▸ **SUPPLIED DATA**
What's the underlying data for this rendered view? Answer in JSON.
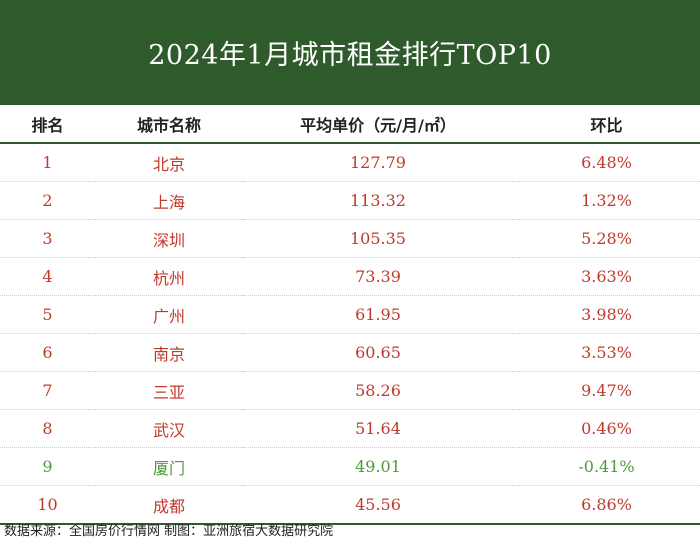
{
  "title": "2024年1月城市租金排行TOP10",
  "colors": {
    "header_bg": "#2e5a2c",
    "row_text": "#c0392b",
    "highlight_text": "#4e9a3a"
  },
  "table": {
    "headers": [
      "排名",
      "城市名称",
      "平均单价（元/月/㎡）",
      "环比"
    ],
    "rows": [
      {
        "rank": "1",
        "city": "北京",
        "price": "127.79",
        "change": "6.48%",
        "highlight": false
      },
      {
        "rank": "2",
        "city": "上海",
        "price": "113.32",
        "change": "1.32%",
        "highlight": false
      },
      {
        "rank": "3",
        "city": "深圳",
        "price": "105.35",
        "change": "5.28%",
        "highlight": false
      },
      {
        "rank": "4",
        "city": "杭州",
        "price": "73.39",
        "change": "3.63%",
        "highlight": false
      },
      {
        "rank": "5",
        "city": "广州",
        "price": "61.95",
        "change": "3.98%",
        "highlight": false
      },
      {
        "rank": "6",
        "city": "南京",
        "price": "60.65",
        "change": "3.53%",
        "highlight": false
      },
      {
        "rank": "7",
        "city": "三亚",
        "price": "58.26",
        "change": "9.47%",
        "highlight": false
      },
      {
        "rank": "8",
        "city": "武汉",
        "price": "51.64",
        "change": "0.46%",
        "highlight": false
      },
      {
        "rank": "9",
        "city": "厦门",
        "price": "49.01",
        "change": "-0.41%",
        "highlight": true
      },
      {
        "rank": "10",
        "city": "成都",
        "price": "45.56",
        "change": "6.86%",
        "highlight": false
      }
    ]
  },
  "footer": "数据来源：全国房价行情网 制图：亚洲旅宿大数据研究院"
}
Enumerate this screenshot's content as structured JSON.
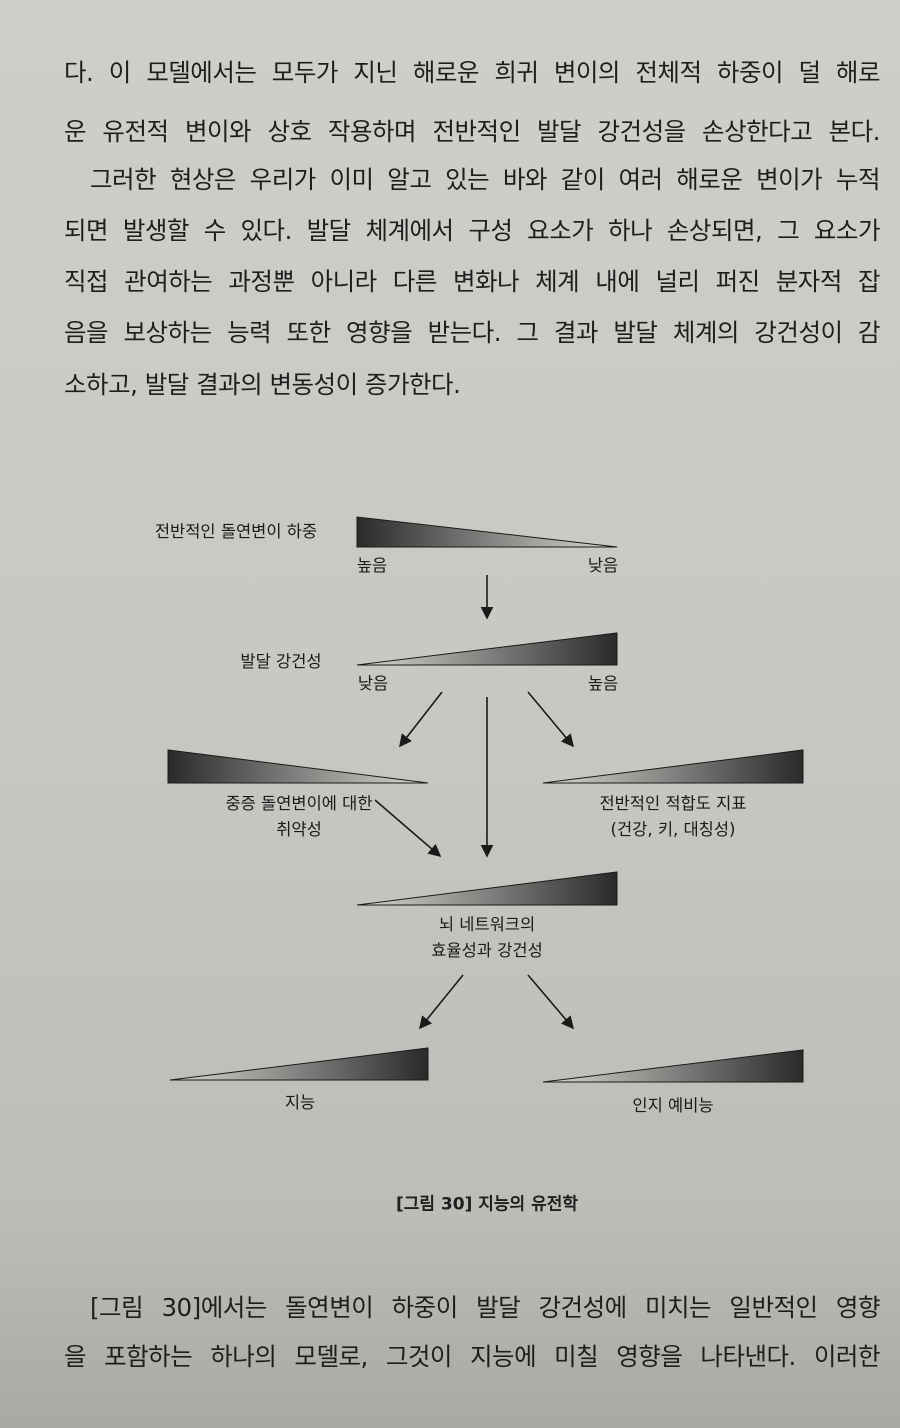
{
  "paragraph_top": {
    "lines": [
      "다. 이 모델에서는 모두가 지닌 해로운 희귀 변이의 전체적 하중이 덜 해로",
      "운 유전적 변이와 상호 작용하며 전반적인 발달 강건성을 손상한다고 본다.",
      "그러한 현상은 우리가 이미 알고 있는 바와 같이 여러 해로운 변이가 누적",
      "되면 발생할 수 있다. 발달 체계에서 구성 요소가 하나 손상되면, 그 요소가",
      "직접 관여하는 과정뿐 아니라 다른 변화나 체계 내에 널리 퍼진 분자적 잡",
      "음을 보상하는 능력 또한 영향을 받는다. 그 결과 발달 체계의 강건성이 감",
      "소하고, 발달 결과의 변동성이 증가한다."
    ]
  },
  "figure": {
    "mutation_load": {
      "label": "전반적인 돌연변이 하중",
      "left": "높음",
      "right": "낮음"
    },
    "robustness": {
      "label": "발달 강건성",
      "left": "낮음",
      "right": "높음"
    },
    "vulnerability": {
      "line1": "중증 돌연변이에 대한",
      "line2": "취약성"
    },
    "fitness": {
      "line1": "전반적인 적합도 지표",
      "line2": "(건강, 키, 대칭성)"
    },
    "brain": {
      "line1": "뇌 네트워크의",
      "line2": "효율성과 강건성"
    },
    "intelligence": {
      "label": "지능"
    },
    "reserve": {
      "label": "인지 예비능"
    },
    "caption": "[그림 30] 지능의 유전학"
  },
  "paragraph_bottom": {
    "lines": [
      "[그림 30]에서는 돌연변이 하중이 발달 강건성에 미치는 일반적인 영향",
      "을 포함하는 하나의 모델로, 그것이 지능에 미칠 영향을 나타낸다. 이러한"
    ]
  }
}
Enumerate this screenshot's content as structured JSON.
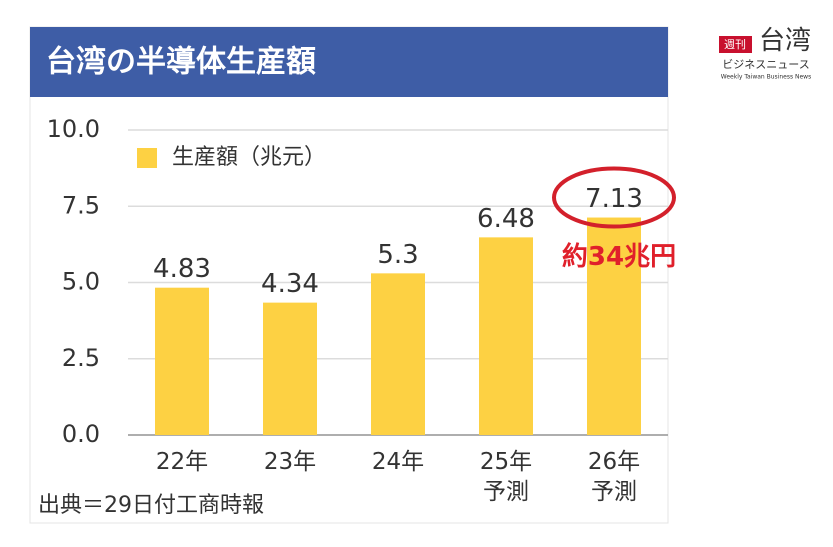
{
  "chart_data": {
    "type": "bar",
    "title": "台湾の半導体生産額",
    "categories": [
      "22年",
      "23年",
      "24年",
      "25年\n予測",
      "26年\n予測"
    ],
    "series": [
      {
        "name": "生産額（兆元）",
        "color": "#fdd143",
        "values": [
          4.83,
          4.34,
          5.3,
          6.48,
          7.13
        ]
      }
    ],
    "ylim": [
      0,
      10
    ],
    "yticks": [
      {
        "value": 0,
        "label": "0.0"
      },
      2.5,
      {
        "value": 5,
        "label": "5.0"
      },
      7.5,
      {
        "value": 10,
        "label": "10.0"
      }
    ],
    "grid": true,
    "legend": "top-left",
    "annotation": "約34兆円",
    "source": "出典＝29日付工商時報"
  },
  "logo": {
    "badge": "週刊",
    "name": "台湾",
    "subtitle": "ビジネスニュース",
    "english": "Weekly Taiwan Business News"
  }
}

▸ **GIVEN INSTRUCTION**
Copy out each record shown above without alteration, skipping any picture.

▸ **TASK OUTPUT**
What's the underlying data for this rendered view? Answer in JSON.
{
  "title": "2024年1月城市租金排行TOP10",
  "colors": {
    "header_bg": "#2e5a2c",
    "row_text": "#c0392b",
    "highlight_text": "#4e9a3a"
  },
  "table": {
    "headers": [
      "排名",
      "城市名称",
      "平均单价（元/月/㎡）",
      "环比"
    ],
    "rows": [
      {
        "rank": "1",
        "city": "北京",
        "price": "127.79",
        "change": "6.48%",
        "highlight": false
      },
      {
        "rank": "2",
        "city": "上海",
        "price": "113.32",
        "change": "1.32%",
        "highlight": false
      },
      {
        "rank": "3",
        "city": "深圳",
        "price": "105.35",
        "change": "5.28%",
        "highlight": false
      },
      {
        "rank": "4",
        "city": "杭州",
        "price": "73.39",
        "change": "3.63%",
        "highlight": false
      },
      {
        "rank": "5",
        "city": "广州",
        "price": "61.95",
        "change": "3.98%",
        "highlight": false
      },
      {
        "rank": "6",
        "city": "南京",
        "price": "60.65",
        "change": "3.53%",
        "highlight": false
      },
      {
        "rank": "7",
        "city": "三亚",
        "price": "58.26",
        "change": "9.47%",
        "highlight": false
      },
      {
        "rank": "8",
        "city": "武汉",
        "price": "51.64",
        "change": "0.46%",
        "highlight": false
      },
      {
        "rank": "9",
        "city": "厦门",
        "price": "49.01",
        "change": "-0.41%",
        "highlight": true
      },
      {
        "rank": "10",
        "city": "成都",
        "price": "45.56",
        "change": "6.86%",
        "highlight": false
      }
    ]
  },
  "footer": "数据来源：全国房价行情网 制图：亚洲旅宿大数据研究院"
}
Enumerate this screenshot's content as structured JSON.
{
  "paragraph_top": {
    "lines": [
      "다. 이 모델에서는 모두가 지닌 해로운 희귀 변이의 전체적 하중이 덜 해로",
      "운 유전적 변이와 상호 작용하며 전반적인 발달 강건성을 손상한다고 본다.",
      "그러한 현상은 우리가 이미 알고 있는 바와 같이 여러 해로운 변이가 누적",
      "되면 발생할 수 있다. 발달 체계에서 구성 요소가 하나 손상되면, 그 요소가",
      "직접 관여하는 과정뿐 아니라 다른 변화나 체계 내에 널리 퍼진 분자적 잡",
      "음을 보상하는 능력 또한 영향을 받는다. 그 결과 발달 체계의 강건성이 감",
      "소하고, 발달 결과의 변동성이 증가한다."
    ]
  },
  "figure": {
    "mutation_load": {
      "label": "전반적인 돌연변이 하중",
      "left": "높음",
      "right": "낮음"
    },
    "robustness": {
      "label": "발달 강건성",
      "left": "낮음",
      "right": "높음"
    },
    "vulnerability": {
      "line1": "중증 돌연변이에 대한",
      "line2": "취약성"
    },
    "fitness": {
      "line1": "전반적인 적합도 지표",
      "line2": "(건강, 키, 대칭성)"
    },
    "brain": {
      "line1": "뇌 네트워크의",
      "line2": "효율성과 강건성"
    },
    "intelligence": {
      "label": "지능"
    },
    "reserve": {
      "label": "인지 예비능"
    },
    "caption": "[그림 30] 지능의 유전학"
  },
  "paragraph_bottom": {
    "lines": [
      "[그림 30]에서는 돌연변이 하중이 발달 강건성에 미치는 일반적인 영향",
      "을 포함하는 하나의 모델로, 그것이 지능에 미칠 영향을 나타낸다. 이러한"
    ]
  }
}
Enumerate this screenshot's content as structured JSON.
{
  "chart_data": {
    "type": "bar",
    "title": "台湾の半導体生産額",
    "categories": [
      "22年",
      "23年",
      "24年",
      "25年\n予測",
      "26年\n予測"
    ],
    "series": [
      {
        "name": "生産額（兆元）",
        "color": "#fdd143",
        "values": [
          4.83,
          4.34,
          5.3,
          6.48,
          7.13
        ]
      }
    ],
    "ylim": [
      0,
      10
    ],
    "yticks": [
      {
        "value": 0,
        "label": "0.0"
      },
      2.5,
      {
        "value": 5,
        "label": "5.0"
      },
      7.5,
      {
        "value": 10,
        "label": "10.0"
      }
    ],
    "grid": true,
    "legend": "top-left",
    "annotation": "約34兆円",
    "source": "出典＝29日付工商時報"
  },
  "logo": {
    "badge": "週刊",
    "name": "台湾",
    "subtitle": "ビジネスニュース",
    "english": "Weekly Taiwan Business News"
  }
}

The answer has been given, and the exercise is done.